* Required work:
Return the records that follow unaltered. Omit every picture.

* Records for this task:
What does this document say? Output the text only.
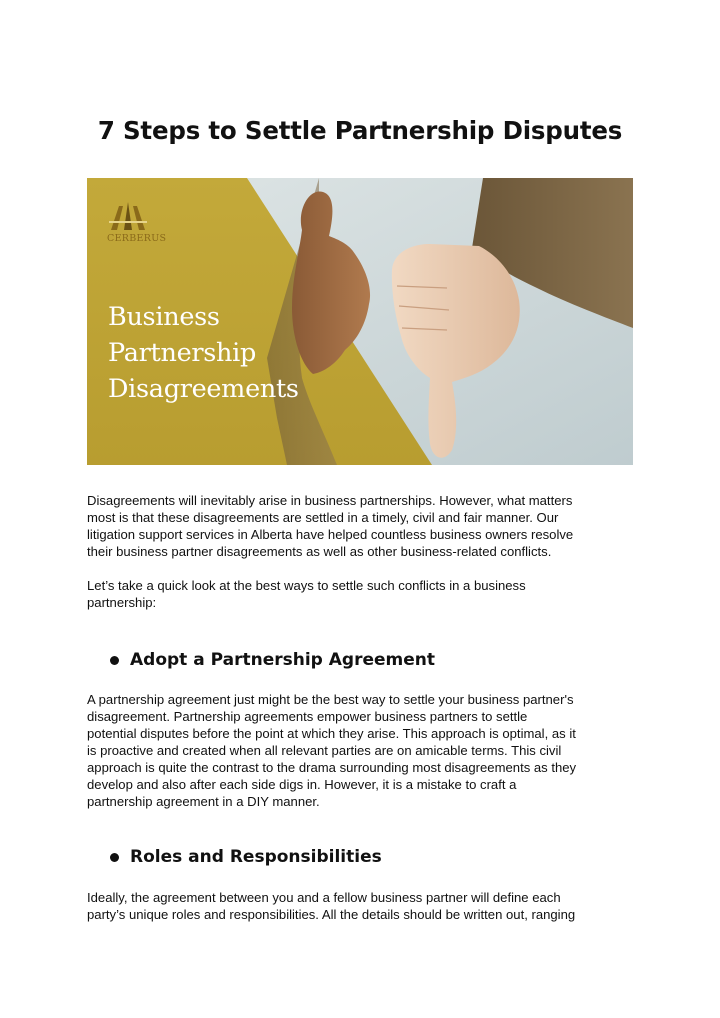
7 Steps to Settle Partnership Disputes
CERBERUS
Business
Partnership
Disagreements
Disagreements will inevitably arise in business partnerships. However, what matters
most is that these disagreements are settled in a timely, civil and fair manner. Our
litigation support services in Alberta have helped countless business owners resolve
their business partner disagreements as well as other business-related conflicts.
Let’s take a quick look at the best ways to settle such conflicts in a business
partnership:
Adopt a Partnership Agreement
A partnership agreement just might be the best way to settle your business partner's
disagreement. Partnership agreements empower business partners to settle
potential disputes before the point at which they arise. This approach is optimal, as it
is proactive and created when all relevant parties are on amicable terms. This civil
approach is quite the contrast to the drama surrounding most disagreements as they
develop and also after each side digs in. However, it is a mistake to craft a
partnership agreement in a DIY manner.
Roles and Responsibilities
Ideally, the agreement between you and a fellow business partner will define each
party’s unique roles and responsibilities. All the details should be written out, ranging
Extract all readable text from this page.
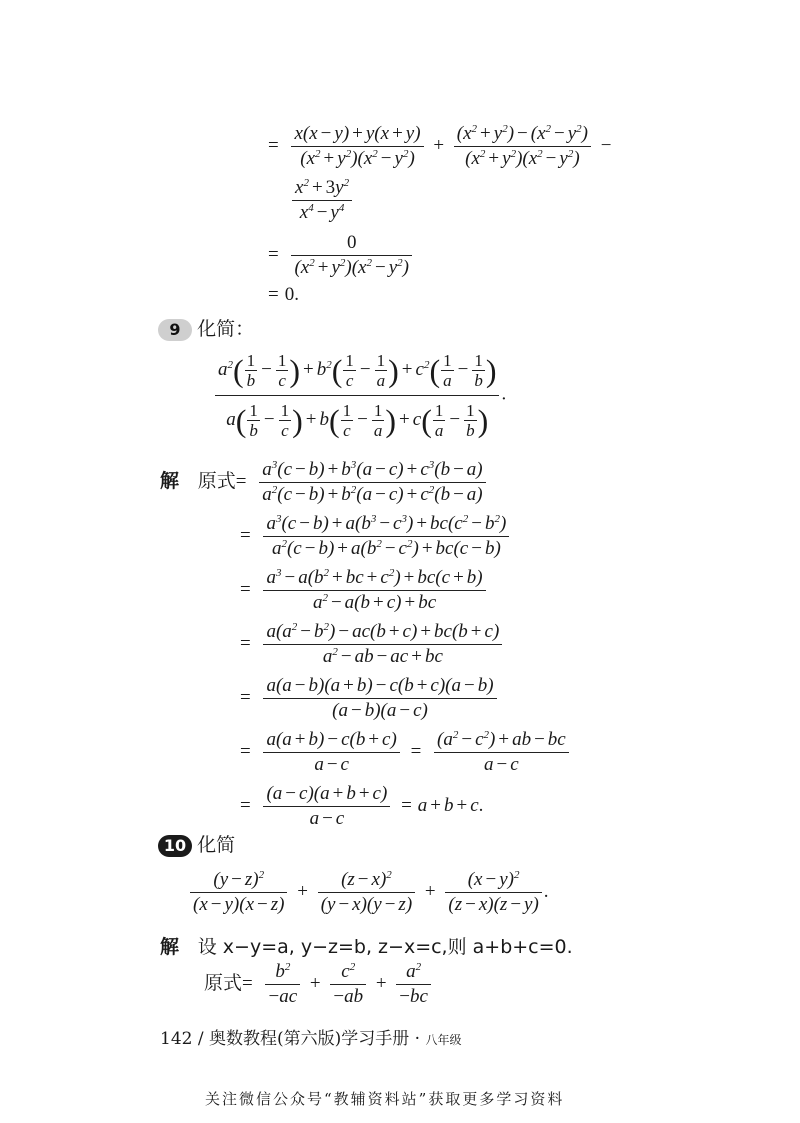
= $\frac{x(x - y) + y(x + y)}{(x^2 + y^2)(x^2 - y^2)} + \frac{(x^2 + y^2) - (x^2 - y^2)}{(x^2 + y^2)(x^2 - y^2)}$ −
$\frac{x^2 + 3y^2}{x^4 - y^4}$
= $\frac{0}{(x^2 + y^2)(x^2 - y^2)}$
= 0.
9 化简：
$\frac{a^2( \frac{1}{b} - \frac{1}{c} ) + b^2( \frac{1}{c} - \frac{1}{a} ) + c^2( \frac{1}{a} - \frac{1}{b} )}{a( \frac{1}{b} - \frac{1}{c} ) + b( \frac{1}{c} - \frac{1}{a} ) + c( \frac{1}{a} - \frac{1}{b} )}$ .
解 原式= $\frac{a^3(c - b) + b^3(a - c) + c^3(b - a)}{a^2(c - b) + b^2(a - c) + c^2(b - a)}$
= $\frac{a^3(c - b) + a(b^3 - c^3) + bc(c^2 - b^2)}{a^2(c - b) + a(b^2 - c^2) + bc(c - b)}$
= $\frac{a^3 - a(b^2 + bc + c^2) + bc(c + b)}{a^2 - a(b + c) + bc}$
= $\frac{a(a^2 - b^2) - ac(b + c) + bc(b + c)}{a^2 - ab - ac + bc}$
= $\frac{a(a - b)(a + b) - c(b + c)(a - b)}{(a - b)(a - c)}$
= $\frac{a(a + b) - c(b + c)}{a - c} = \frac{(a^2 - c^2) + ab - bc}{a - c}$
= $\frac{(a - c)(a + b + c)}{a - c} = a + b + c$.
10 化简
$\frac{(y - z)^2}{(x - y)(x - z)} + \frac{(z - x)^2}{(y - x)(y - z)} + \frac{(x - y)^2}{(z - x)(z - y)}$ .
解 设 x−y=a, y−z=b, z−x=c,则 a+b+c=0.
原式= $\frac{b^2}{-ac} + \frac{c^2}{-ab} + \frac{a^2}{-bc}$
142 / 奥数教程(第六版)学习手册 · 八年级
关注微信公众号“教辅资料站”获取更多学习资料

* The reply:
What does this document say? Output the text only.
7 Steps to Settle Partnership Disputes
CERBERUS
Business
Partnership
Disagreements
Disagreements will inevitably arise in business partnerships. However, what matters
most is that these disagreements are settled in a timely, civil and fair manner. Our
litigation support services in Alberta have helped countless business owners resolve
their business partner disagreements as well as other business-related conflicts.
Let’s take a quick look at the best ways to settle such conflicts in a business
partnership:
Adopt a Partnership Agreement
A partnership agreement just might be the best way to settle your business partner's
disagreement. Partnership agreements empower business partners to settle
potential disputes before the point at which they arise. This approach is optimal, as it
is proactive and created when all relevant parties are on amicable terms. This civil
approach is quite the contrast to the drama surrounding most disagreements as they
develop and also after each side digs in. However, it is a mistake to craft a
partnership agreement in a DIY manner.
Roles and Responsibilities
Ideally, the agreement between you and a fellow business partner will define each
party’s unique roles and responsibilities. All the details should be written out, ranging
Extract all readable text from this page.
= $\frac{x(x - y) + y(x + y)}{(x^2 + y^2)(x^2 - y^2)} + \frac{(x^2 + y^2) - (x^2 - y^2)}{(x^2 + y^2)(x^2 - y^2)}$ −
$\frac{x^2 + 3y^2}{x^4 - y^4}$
= $\frac{0}{(x^2 + y^2)(x^2 - y^2)}$
= 0.
9 化简：
$\frac{a^2( \frac{1}{b} - \frac{1}{c} ) + b^2( \frac{1}{c} - \frac{1}{a} ) + c^2( \frac{1}{a} - \frac{1}{b} )}{a( \frac{1}{b} - \frac{1}{c} ) + b( \frac{1}{c} - \frac{1}{a} ) + c( \frac{1}{a} - \frac{1}{b} )}$ .
解 原式= $\frac{a^3(c - b) + b^3(a - c) + c^3(b - a)}{a^2(c - b) + b^2(a - c) + c^2(b - a)}$
= $\frac{a^3(c - b) + a(b^3 - c^3) + bc(c^2 - b^2)}{a^2(c - b) + a(b^2 - c^2) + bc(c - b)}$
= $\frac{a^3 - a(b^2 + bc + c^2) + bc(c + b)}{a^2 - a(b + c) + bc}$
= $\frac{a(a^2 - b^2) - ac(b + c) + bc(b + c)}{a^2 - ab - ac + bc}$
= $\frac{a(a - b)(a + b) - c(b + c)(a - b)}{(a - b)(a - c)}$
= $\frac{a(a + b) - c(b + c)}{a - c} = \frac{(a^2 - c^2) + ab - bc}{a - c}$
= $\frac{(a - c)(a + b + c)}{a - c} = a + b + c$.
10 化简
$\frac{(y - z)^2}{(x - y)(x - z)} + \frac{(z - x)^2}{(y - x)(y - z)} + \frac{(x - y)^2}{(z - x)(z - y)}$ .
解 设 x−y=a, y−z=b, z−x=c,则 a+b+c=0.
原式= $\frac{b^2}{-ac} + \frac{c^2}{-ab} + \frac{a^2}{-bc}$
142 / 奥数教程(第六版)学习手册 · 八年级
关注微信公众号“教辅资料站”获取更多学习资料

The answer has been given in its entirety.